/---

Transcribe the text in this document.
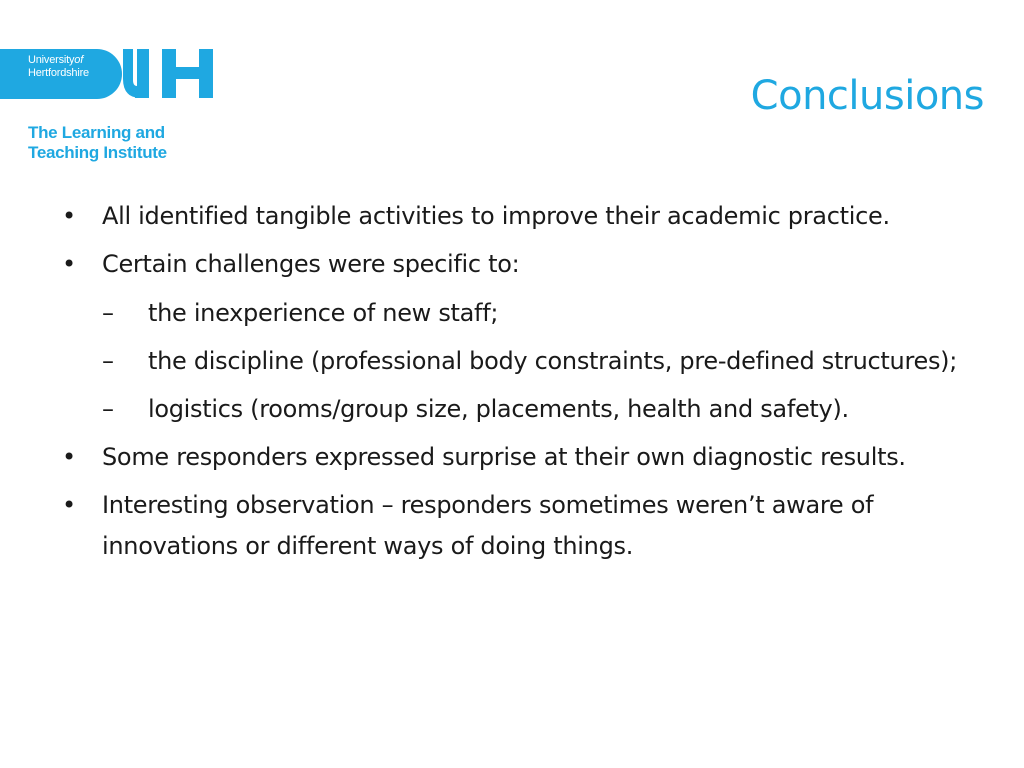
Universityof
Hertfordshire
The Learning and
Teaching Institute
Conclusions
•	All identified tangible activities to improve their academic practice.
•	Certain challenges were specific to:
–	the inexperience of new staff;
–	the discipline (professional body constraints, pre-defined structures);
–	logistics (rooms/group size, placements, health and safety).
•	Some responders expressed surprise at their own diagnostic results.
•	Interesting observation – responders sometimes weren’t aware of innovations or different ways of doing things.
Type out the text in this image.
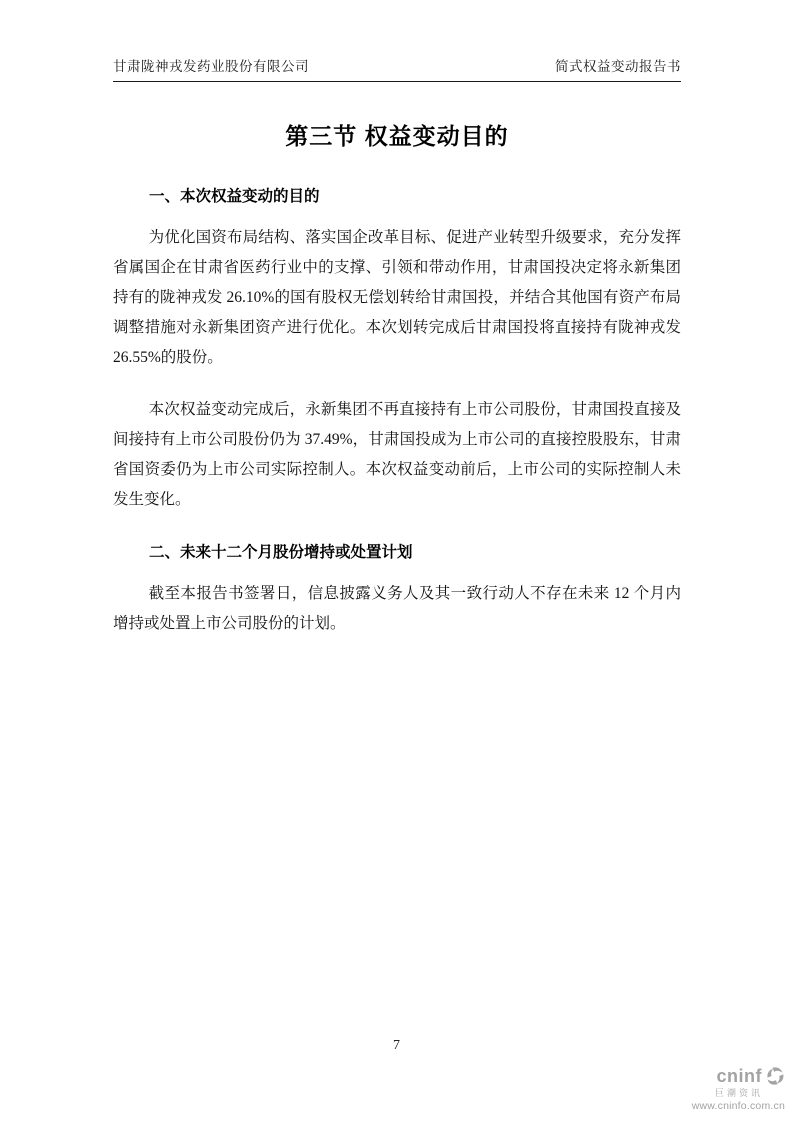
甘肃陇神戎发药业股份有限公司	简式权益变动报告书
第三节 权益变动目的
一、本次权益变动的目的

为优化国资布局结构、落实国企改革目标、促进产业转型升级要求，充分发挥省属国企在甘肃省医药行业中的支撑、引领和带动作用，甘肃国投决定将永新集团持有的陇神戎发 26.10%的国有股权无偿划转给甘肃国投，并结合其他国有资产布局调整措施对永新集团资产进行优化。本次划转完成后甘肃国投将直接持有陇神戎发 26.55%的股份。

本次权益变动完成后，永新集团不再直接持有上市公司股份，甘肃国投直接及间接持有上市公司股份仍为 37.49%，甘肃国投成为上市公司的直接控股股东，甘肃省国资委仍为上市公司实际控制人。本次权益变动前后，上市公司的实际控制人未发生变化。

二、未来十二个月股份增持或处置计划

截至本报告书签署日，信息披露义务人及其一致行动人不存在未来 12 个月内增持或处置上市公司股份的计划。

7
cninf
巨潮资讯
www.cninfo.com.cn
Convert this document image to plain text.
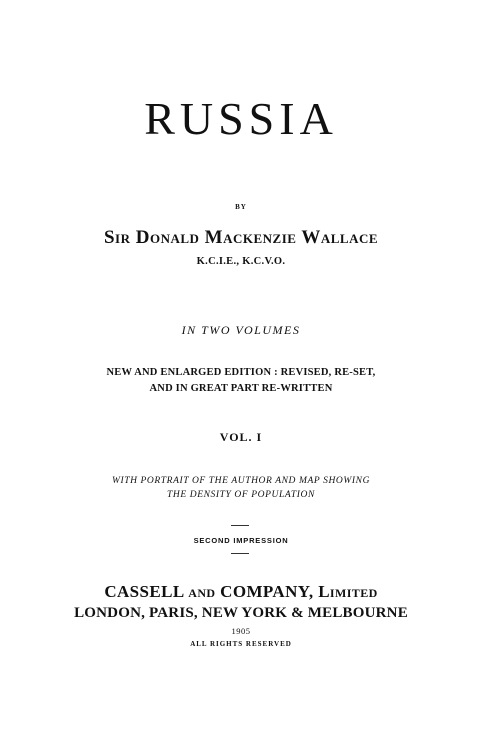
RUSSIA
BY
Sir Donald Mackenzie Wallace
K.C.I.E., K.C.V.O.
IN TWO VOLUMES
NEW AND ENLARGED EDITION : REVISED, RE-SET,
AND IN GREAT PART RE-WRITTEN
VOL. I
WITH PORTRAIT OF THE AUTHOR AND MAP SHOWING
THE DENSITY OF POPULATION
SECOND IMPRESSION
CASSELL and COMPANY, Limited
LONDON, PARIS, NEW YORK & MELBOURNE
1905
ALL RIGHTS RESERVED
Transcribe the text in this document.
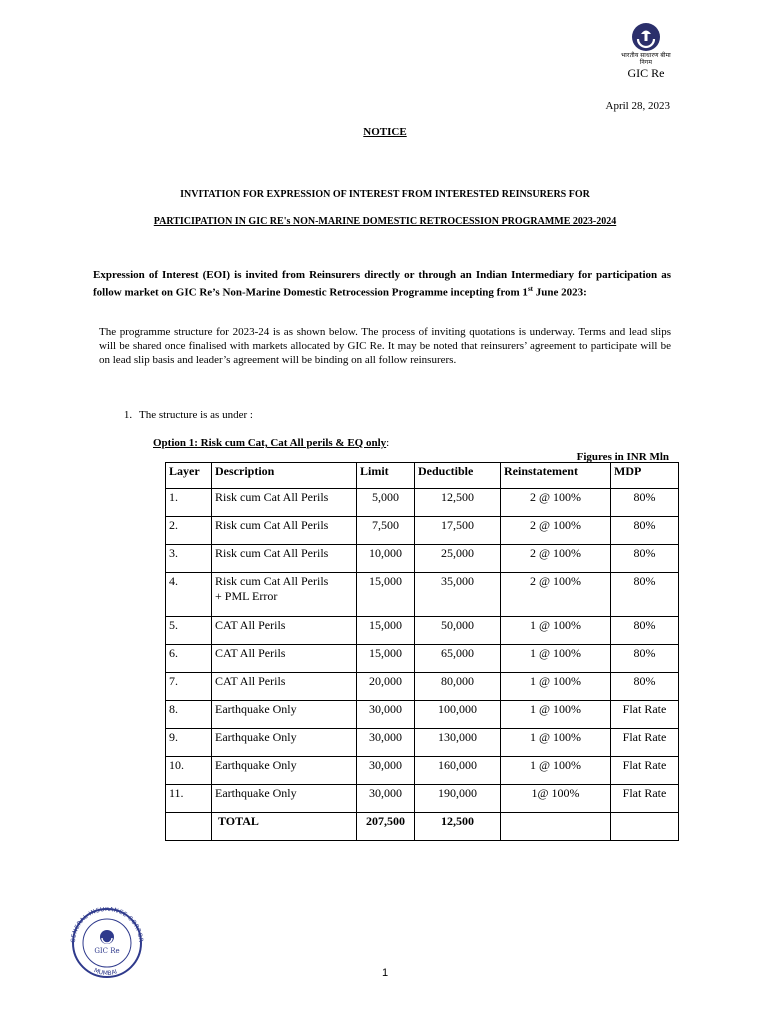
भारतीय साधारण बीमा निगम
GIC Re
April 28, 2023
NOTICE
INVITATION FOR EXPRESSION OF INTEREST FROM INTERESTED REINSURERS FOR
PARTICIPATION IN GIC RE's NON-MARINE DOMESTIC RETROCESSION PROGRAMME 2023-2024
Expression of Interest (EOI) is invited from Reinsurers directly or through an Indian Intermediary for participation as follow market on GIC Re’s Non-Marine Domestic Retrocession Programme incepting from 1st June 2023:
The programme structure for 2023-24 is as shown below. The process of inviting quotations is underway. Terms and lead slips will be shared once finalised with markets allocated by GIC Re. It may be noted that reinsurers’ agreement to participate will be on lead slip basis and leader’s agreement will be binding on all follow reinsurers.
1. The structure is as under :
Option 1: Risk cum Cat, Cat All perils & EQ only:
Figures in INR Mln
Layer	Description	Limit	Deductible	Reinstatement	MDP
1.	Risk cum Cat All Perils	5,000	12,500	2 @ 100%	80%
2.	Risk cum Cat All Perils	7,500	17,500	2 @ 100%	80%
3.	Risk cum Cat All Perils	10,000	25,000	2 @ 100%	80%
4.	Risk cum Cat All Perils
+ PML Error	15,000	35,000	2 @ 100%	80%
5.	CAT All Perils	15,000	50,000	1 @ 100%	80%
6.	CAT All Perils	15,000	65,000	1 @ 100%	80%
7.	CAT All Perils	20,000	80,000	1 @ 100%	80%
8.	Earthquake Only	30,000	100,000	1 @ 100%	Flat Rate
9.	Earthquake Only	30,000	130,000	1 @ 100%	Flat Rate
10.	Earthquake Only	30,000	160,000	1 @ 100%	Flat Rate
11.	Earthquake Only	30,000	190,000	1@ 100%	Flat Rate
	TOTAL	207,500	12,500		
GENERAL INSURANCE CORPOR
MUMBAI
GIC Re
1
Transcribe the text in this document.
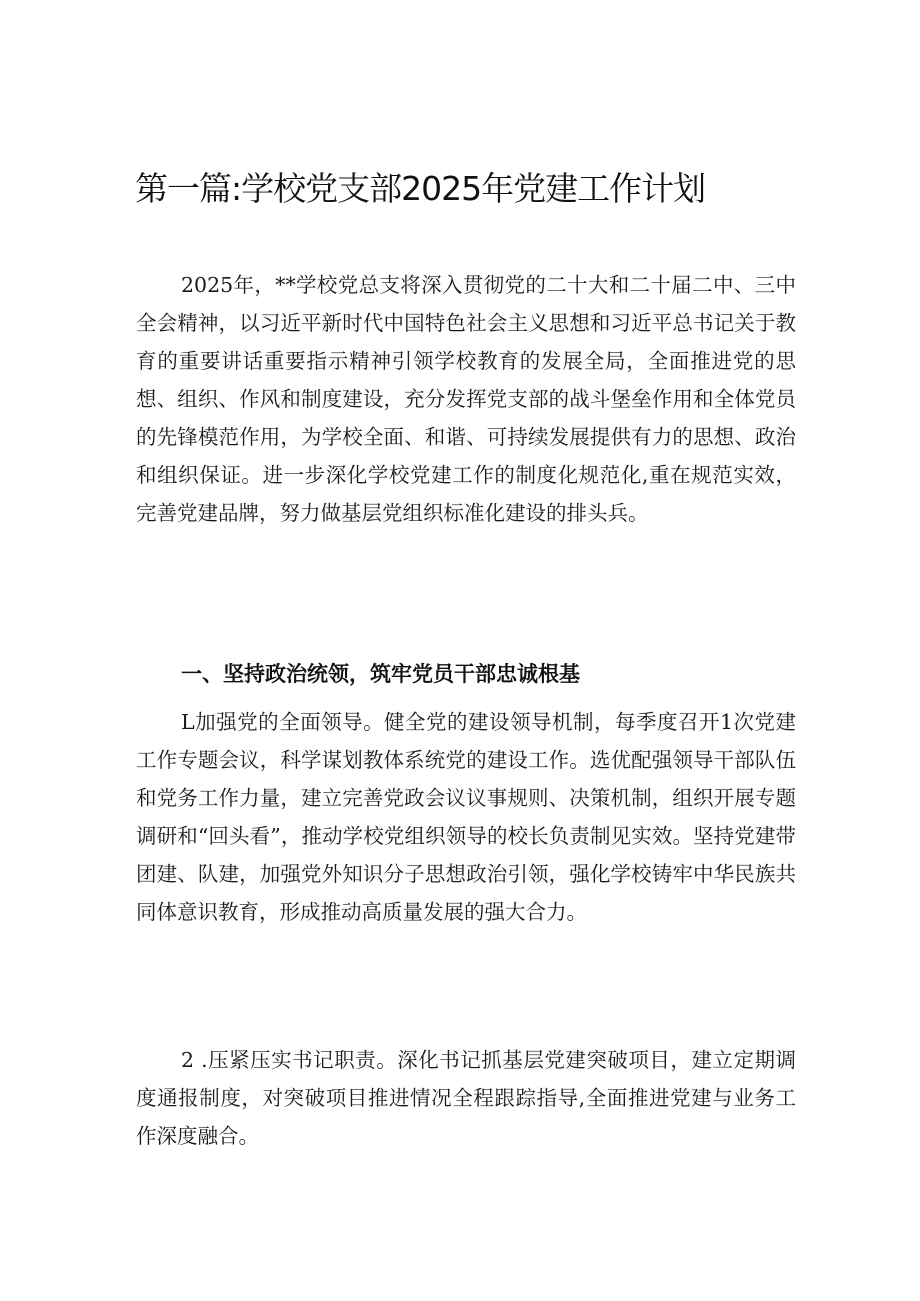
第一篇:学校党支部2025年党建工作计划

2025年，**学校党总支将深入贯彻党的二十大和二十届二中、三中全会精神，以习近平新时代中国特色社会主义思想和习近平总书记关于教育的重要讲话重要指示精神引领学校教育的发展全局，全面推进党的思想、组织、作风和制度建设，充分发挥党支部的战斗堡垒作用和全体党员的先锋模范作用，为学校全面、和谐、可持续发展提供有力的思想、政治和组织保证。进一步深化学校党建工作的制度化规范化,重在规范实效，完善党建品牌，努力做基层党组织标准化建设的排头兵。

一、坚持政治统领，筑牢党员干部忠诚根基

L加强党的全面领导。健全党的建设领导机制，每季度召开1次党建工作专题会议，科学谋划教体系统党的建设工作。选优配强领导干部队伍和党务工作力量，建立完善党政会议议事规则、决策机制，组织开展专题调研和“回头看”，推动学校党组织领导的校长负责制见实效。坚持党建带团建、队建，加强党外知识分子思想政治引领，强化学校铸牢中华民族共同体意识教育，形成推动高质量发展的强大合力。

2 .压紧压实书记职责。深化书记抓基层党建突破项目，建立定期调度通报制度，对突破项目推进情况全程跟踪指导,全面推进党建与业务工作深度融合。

\---

**WHAT NEEDS TO BE DONE**
From the records, copy every line that has the string "Risk" in it.

**SOLUTION**
Option 1: Risk cum Cat, Cat All perils & EQ only:
1.	Risk cum Cat All Perils	5,000	12,500	2 @ 100%	80%
2.	Risk cum Cat All Perils	7,500	17,500	2 @ 100%	80%
3.	Risk cum Cat All Perils	10,000	25,000	2 @ 100%	80%
4.	Risk cum Cat All Perils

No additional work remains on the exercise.